— start Records for the exercise —
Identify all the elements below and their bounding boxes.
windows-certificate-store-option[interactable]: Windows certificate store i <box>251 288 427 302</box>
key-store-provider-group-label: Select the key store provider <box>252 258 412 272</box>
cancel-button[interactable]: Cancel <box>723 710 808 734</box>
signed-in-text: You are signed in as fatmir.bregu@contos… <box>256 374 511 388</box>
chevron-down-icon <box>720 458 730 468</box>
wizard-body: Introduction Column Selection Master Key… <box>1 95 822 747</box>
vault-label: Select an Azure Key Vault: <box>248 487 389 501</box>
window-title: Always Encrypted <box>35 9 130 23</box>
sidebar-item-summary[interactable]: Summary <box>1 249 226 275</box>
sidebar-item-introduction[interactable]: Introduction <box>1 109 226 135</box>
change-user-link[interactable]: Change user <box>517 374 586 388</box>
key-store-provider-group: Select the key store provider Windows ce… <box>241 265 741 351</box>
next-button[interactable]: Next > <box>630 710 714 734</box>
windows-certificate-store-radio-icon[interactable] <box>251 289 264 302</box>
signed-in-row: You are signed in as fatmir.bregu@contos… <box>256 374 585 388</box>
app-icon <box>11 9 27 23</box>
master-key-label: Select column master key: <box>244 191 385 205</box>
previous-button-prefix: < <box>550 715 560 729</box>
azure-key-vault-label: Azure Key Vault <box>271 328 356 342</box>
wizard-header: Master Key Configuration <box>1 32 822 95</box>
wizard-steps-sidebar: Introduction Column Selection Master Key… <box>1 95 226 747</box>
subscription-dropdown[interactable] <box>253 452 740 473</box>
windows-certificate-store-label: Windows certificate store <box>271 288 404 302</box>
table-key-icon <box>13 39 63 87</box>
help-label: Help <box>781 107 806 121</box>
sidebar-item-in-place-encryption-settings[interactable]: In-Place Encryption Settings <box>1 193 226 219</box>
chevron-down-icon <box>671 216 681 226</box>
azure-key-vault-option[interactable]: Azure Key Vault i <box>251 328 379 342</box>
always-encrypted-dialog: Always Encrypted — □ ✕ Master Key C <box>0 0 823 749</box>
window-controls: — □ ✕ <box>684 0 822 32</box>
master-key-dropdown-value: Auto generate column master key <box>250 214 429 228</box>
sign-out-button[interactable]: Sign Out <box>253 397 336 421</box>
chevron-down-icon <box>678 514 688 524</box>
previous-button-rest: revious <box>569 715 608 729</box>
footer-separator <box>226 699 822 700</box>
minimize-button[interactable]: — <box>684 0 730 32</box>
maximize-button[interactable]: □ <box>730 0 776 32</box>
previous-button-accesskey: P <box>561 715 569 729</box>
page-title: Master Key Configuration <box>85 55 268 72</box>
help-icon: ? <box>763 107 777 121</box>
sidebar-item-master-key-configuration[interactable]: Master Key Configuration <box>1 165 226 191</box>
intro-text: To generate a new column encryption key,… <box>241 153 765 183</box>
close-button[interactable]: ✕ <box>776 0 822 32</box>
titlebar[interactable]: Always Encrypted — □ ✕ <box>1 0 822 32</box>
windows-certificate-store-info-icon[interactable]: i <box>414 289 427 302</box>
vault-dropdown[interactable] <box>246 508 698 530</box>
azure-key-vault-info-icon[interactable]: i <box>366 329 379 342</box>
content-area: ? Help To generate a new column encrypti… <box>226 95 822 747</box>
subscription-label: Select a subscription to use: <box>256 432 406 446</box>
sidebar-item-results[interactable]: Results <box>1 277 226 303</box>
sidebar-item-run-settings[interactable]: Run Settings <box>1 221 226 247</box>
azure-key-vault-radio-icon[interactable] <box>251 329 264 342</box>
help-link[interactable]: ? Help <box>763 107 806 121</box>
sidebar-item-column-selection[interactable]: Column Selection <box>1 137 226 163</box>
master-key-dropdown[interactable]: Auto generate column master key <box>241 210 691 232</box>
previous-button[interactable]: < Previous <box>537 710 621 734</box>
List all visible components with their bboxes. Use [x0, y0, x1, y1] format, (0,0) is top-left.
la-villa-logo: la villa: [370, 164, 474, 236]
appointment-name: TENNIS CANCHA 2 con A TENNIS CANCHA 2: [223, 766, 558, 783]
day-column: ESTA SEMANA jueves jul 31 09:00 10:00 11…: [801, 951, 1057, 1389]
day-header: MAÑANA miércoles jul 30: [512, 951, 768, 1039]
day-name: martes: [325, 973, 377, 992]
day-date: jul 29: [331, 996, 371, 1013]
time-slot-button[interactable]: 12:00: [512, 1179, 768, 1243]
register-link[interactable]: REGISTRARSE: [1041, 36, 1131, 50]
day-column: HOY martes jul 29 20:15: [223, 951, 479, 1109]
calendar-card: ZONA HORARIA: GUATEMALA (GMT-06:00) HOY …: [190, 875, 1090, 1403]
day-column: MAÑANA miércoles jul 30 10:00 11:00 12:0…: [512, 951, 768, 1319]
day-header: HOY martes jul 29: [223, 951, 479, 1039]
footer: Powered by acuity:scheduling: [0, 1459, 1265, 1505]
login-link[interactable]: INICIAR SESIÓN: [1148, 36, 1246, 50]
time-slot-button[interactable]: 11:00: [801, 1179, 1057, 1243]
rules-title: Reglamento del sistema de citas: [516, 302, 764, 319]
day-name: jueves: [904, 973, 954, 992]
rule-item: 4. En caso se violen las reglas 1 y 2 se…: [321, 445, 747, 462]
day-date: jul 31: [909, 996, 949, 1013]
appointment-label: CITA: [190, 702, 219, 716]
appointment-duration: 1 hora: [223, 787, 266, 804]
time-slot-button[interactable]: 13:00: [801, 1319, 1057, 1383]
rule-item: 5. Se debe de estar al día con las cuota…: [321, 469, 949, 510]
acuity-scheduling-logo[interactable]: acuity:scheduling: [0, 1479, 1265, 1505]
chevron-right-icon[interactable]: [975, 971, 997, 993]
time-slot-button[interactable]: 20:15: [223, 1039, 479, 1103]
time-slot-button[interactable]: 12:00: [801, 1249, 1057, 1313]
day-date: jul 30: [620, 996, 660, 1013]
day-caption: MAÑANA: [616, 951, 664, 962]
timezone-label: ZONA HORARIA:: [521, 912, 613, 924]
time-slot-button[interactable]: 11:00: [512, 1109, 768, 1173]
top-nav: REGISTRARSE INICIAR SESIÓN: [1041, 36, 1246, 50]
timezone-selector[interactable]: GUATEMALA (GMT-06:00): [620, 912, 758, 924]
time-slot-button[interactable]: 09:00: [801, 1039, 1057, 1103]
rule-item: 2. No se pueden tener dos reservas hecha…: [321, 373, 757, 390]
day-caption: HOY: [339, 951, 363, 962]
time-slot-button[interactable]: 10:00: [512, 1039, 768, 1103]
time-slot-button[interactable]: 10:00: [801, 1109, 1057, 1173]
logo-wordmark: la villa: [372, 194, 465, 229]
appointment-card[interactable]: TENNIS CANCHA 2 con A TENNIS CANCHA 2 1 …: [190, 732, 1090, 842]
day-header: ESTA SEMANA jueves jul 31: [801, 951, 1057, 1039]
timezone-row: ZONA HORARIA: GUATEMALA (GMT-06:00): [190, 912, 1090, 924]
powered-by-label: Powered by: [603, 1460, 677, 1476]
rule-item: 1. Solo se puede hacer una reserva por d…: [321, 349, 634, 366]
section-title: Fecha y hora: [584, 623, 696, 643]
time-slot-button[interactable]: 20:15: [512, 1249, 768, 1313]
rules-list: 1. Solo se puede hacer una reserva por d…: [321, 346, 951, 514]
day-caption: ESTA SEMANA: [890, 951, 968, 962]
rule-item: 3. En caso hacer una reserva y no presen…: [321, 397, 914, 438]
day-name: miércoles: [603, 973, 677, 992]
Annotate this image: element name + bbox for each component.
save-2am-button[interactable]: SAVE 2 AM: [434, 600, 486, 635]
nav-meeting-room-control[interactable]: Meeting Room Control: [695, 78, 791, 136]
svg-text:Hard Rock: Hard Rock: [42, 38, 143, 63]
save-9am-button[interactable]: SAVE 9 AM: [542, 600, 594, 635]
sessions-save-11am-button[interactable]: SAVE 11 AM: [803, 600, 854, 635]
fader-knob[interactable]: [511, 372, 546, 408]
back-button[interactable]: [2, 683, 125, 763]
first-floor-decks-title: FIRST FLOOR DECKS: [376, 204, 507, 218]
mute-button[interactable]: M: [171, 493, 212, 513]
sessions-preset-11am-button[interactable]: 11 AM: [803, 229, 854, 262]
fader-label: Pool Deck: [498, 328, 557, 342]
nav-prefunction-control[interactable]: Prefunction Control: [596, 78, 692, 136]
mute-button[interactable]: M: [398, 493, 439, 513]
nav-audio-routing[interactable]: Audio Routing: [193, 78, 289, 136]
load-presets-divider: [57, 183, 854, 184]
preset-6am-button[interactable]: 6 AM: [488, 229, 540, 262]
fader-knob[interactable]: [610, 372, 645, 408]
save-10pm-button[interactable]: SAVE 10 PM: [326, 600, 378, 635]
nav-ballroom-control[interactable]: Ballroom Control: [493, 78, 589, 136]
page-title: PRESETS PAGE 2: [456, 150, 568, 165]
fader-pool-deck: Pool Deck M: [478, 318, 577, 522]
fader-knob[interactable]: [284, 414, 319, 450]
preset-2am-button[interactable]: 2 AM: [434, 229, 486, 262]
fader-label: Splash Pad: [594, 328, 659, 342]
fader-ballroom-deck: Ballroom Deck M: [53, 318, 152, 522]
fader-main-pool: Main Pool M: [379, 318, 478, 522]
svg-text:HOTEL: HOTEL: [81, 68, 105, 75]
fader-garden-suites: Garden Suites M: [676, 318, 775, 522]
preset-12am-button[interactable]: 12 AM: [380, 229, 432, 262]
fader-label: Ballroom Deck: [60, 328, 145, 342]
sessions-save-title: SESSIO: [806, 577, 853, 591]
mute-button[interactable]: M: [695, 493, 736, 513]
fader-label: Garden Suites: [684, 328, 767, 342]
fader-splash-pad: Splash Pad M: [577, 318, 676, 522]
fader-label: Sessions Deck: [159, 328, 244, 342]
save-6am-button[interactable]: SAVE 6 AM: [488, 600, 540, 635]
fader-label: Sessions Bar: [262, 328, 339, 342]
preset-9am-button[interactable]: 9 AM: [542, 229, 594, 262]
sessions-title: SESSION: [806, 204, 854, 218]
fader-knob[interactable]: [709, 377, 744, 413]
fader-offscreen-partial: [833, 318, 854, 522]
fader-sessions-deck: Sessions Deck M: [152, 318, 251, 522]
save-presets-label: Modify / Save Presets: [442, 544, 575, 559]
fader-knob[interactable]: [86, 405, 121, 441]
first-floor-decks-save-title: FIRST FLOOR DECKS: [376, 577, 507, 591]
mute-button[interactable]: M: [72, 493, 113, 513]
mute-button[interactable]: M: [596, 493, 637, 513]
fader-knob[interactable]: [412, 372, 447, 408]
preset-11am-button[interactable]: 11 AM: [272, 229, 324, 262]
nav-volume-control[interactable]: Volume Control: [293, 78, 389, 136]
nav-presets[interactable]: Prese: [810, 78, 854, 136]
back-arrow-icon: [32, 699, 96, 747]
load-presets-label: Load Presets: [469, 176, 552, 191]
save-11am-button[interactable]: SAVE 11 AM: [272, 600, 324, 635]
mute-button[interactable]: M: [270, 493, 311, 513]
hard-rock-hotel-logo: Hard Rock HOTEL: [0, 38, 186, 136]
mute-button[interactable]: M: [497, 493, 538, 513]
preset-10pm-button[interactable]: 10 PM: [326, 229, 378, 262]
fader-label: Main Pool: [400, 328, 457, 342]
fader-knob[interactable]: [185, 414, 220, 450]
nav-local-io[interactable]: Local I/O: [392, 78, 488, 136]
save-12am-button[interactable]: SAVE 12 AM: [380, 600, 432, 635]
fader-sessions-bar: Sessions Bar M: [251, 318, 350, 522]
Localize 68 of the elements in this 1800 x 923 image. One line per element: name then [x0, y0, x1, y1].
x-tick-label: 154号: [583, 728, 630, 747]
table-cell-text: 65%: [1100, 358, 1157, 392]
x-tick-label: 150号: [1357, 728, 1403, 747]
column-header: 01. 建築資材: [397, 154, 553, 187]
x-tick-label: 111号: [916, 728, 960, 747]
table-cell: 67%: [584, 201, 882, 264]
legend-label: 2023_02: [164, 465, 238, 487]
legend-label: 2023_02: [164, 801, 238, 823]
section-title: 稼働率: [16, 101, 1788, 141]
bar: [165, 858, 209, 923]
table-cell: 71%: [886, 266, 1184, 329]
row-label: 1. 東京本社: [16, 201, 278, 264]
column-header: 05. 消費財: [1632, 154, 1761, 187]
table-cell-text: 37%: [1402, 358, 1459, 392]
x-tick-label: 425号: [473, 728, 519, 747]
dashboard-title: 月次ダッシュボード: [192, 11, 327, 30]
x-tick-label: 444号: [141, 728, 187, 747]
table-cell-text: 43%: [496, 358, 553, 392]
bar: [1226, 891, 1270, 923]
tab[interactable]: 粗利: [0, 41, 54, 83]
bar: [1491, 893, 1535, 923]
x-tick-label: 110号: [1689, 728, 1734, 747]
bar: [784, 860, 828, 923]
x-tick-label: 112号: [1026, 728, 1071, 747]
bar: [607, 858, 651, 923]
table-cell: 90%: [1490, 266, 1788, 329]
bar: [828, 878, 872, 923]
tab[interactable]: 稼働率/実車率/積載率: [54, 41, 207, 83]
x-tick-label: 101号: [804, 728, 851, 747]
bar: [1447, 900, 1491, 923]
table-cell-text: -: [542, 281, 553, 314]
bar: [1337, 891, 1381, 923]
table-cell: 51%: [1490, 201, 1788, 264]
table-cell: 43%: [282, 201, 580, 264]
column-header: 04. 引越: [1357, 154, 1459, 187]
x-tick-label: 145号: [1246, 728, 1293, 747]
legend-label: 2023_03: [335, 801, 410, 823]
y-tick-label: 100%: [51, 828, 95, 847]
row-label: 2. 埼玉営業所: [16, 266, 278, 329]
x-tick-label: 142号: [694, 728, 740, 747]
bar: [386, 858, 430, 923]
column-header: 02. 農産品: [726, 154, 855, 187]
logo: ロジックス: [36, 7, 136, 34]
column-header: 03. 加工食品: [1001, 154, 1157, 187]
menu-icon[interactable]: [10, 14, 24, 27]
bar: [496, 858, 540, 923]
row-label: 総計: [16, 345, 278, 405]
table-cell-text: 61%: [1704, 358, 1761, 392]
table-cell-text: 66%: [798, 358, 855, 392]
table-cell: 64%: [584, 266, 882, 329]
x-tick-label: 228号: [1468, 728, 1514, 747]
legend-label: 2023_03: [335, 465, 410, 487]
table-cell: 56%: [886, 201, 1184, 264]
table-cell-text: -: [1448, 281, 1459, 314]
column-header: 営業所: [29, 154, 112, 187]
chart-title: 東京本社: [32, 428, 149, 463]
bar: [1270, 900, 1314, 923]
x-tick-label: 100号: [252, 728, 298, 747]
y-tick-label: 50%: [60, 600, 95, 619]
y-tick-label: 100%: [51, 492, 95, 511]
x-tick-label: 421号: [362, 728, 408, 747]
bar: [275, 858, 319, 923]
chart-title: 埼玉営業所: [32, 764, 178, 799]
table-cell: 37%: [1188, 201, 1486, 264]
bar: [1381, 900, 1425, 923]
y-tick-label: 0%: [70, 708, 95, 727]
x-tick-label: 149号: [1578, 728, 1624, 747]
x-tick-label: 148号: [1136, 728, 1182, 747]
— end Records for the exercise —
## Task description
Output the lines of the data verbatim, from the start through the line containing "subscription-dropdown[interactable] <box>253 452", inclusive.

## Task solution
Identify all the elements below and their bounding boxes.
windows-certificate-store-option[interactable]: Windows certificate store i <box>251 288 427 302</box>
key-store-provider-group-label: Select the key store provider <box>252 258 412 272</box>
cancel-button[interactable]: Cancel <box>723 710 808 734</box>
signed-in-text: You are signed in as fatmir.bregu@contos… <box>256 374 511 388</box>
chevron-down-icon <box>720 458 730 468</box>
wizard-body: Introduction Column Selection Master Key… <box>1 95 822 747</box>
vault-label: Select an Azure Key Vault: <box>248 487 389 501</box>
window-title: Always Encrypted <box>35 9 130 23</box>
sidebar-item-summary[interactable]: Summary <box>1 249 226 275</box>
sidebar-item-introduction[interactable]: Introduction <box>1 109 226 135</box>
change-user-link[interactable]: Change user <box>517 374 586 388</box>
key-store-provider-group: Select the key store provider Windows ce… <box>241 265 741 351</box>
next-button[interactable]: Next > <box>630 710 714 734</box>
windows-certificate-store-radio-icon[interactable] <box>251 289 264 302</box>
signed-in-row: You are signed in as fatmir.bregu@contos… <box>256 374 585 388</box>
app-icon <box>11 9 27 23</box>
master-key-label: Select column master key: <box>244 191 385 205</box>
previous-button-prefix: < <box>550 715 560 729</box>
azure-key-vault-label: Azure Key Vault <box>271 328 356 342</box>
wizard-header: Master Key Configuration <box>1 32 822 95</box>
wizard-steps-sidebar: Introduction Column Selection Master Key… <box>1 95 226 747</box>
subscription-dropdown[interactable] <box>253 452 740 473</box>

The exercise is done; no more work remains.